PROBLEM STATEMENT: In the entries below, find every line holding the string "JSON" and collect it.
=-=-=-=-=
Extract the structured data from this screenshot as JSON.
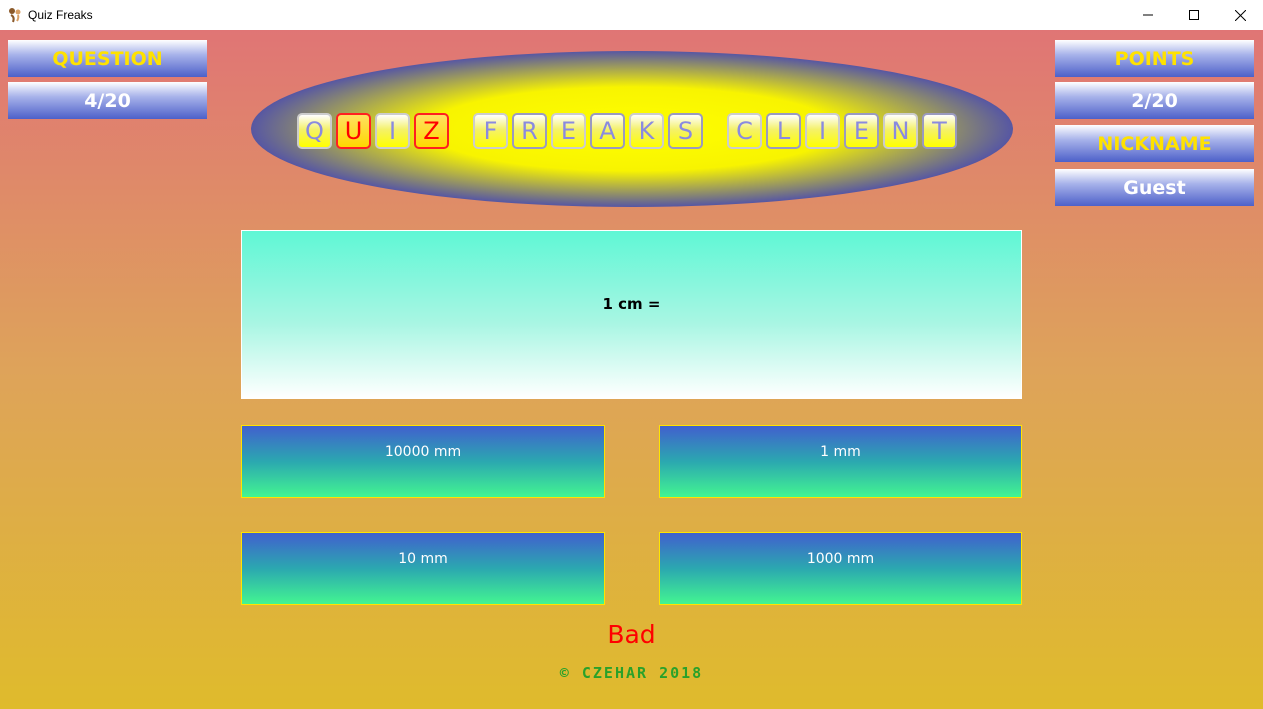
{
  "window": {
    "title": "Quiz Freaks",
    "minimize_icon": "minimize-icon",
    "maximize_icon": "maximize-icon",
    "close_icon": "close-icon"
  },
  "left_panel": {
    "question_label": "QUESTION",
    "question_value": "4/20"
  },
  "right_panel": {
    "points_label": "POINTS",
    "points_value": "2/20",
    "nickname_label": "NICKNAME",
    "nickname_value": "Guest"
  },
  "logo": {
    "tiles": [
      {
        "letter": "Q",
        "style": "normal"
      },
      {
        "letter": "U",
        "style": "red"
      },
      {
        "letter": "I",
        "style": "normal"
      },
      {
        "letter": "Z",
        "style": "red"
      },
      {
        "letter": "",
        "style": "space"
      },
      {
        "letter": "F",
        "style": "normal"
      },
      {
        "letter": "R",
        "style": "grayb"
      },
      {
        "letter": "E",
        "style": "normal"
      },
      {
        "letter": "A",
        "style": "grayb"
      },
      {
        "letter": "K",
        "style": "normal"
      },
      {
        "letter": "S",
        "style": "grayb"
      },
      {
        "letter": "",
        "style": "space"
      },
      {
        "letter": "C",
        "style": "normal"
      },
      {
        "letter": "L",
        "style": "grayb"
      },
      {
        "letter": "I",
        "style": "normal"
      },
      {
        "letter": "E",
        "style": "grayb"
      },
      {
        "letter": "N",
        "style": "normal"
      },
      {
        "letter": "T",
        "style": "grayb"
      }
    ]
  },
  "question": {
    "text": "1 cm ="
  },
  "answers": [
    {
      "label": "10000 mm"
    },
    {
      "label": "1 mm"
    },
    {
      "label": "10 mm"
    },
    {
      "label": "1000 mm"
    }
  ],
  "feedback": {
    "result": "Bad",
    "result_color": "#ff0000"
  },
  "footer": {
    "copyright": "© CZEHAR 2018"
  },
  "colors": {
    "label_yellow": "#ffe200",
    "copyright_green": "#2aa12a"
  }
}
=-=-=-=-=
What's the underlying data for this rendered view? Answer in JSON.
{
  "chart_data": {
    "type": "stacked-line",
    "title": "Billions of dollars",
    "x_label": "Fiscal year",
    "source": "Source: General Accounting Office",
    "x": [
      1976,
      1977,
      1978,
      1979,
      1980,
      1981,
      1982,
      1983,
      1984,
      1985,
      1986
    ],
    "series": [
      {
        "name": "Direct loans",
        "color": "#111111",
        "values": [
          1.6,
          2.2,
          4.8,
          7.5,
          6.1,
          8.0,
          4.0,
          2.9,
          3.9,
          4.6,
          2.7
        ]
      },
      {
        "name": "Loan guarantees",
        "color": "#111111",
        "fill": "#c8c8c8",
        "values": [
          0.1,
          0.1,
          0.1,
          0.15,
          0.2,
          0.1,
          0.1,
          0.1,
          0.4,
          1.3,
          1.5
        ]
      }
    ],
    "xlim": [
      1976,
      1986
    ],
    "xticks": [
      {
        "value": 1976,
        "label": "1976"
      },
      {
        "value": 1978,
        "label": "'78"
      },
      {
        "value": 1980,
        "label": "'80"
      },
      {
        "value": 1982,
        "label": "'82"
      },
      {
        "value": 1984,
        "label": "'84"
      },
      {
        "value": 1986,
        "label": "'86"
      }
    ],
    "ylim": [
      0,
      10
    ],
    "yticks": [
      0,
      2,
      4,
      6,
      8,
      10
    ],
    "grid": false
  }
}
=-=-=-=-=
COMPLETE RESPONSE:
Extract the structured data from this screenshot as JSON.
What's the underlying data for this rendered view? Answer in JSON.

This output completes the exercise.